* **WHAT IS ASKED**: From the entries below, gather each line containing the word "BRISBANE".

--- Start of DATASET EXCERPTS ---

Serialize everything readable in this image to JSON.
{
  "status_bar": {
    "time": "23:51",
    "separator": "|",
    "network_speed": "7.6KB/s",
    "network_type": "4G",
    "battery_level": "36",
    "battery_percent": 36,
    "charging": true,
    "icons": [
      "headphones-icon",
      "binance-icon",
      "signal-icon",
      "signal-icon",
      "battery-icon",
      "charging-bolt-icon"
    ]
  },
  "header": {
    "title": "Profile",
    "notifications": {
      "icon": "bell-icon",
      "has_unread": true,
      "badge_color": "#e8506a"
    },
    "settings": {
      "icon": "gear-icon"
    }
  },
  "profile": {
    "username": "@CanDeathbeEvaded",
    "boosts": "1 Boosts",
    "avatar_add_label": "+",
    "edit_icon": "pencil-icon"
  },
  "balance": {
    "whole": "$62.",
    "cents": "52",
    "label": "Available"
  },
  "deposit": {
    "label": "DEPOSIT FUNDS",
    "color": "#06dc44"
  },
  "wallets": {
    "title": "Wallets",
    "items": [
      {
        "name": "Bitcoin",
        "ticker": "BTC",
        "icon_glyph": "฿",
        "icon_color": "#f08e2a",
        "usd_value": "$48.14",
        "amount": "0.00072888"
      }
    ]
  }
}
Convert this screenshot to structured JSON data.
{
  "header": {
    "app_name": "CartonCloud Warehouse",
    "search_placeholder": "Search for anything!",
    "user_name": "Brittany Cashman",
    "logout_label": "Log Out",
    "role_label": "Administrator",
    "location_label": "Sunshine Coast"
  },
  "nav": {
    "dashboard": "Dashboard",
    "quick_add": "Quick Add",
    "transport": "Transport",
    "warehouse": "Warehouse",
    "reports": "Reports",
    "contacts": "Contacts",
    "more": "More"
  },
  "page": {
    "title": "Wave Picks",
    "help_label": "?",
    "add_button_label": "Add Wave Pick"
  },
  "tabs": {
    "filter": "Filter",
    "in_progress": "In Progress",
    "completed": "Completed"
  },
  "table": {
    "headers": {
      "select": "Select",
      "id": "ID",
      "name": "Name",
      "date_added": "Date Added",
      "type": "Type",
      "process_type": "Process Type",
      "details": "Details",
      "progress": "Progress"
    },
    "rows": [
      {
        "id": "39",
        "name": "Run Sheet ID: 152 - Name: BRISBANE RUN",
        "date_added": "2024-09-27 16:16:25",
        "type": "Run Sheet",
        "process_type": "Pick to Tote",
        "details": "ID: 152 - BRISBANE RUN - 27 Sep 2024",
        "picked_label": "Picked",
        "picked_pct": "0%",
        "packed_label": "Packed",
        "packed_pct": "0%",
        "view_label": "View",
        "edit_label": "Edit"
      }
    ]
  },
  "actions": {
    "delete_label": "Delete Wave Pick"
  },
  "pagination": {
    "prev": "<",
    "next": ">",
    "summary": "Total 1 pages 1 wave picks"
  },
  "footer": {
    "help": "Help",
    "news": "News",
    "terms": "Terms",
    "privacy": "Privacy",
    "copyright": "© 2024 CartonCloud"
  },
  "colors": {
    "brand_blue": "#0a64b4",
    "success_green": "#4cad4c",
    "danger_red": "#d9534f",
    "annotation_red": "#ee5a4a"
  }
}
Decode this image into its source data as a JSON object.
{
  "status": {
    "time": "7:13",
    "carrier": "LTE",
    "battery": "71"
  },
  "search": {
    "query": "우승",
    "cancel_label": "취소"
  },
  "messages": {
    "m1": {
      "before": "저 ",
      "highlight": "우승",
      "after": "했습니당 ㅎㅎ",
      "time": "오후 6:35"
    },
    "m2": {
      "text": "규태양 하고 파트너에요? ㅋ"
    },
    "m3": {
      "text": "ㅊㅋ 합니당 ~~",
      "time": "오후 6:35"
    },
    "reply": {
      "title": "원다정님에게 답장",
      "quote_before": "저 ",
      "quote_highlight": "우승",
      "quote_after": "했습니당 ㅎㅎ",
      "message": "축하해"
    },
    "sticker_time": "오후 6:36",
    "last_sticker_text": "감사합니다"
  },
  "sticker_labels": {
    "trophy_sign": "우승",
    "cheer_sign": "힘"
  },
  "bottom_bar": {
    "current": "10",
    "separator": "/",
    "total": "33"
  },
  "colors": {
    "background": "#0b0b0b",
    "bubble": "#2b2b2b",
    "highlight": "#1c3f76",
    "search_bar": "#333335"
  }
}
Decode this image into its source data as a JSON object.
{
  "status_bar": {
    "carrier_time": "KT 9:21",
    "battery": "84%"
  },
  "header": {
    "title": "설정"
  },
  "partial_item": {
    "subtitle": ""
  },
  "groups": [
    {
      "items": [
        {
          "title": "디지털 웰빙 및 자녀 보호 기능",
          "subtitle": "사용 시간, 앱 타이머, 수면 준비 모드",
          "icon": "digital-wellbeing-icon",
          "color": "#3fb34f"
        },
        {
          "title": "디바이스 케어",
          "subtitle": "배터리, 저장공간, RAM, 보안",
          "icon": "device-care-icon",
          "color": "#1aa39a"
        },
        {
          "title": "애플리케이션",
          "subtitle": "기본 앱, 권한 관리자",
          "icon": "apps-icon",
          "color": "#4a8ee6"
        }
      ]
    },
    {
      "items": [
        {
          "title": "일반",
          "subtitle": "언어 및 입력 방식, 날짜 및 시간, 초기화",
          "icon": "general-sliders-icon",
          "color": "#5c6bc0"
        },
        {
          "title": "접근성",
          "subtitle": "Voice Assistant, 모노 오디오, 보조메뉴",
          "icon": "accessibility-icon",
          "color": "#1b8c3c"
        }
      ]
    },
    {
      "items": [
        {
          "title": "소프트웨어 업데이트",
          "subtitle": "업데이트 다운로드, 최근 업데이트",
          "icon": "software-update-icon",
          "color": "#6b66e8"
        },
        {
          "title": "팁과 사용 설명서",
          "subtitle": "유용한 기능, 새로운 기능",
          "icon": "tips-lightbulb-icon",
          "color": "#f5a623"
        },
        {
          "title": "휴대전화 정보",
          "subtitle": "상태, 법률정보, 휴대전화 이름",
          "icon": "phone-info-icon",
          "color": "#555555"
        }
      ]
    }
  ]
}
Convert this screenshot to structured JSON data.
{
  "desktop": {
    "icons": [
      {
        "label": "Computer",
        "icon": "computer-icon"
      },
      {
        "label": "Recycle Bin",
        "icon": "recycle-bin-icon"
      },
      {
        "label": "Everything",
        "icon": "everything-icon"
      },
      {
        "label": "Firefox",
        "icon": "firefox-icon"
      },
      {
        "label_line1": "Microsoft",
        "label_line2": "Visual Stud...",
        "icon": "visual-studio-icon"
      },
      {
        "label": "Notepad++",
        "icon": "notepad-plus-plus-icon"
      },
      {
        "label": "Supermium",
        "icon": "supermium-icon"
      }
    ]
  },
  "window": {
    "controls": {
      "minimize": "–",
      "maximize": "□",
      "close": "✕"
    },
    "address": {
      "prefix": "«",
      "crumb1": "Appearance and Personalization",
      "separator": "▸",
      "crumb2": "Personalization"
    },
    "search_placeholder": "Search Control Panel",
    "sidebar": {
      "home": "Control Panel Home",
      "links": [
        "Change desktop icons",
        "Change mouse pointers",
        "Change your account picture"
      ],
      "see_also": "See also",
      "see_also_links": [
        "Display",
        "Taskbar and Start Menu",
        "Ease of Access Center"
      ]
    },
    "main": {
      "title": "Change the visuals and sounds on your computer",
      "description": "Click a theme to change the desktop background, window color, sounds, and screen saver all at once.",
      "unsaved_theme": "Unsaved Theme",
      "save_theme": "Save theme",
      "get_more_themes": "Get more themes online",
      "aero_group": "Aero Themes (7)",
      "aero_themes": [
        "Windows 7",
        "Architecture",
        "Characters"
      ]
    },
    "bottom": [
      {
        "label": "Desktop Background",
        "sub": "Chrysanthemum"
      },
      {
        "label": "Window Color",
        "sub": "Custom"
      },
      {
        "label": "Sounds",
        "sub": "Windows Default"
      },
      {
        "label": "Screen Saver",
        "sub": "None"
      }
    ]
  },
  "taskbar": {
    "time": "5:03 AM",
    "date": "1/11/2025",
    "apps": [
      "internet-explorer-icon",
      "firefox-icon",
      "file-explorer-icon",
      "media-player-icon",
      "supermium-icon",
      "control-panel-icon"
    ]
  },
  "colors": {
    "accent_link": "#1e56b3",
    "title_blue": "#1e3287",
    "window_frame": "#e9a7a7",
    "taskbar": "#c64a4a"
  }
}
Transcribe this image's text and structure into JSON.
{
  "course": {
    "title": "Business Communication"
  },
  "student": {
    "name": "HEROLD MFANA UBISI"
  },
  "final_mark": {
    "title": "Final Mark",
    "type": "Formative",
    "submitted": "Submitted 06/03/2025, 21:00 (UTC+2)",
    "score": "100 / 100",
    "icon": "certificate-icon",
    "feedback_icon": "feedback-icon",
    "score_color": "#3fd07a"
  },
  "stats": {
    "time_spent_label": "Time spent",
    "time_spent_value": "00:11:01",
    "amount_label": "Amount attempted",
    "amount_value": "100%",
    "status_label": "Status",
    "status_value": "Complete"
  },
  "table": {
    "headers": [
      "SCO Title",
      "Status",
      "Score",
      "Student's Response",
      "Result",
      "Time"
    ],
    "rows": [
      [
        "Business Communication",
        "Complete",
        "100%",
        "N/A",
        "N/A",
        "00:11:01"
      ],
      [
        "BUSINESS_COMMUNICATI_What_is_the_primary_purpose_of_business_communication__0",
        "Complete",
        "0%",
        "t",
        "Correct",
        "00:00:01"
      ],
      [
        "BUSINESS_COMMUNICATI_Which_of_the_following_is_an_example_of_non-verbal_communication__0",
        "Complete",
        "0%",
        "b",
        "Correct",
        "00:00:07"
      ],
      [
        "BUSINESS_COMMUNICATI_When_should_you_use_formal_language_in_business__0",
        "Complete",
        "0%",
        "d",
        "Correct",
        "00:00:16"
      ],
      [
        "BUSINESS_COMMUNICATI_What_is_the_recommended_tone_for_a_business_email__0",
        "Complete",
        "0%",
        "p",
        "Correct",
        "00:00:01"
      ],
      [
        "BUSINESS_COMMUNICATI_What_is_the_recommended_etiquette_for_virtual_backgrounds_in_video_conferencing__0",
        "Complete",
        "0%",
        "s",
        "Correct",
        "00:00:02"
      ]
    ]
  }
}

--- End of DATASET EXCERPTS ---

* **FINISHED EXERCISE**:
        "name": "Run Sheet ID: 152 - Name: BRISBANE RUN",
        "details": "ID: 152 - BRISBANE RUN - 27 Sep 2024",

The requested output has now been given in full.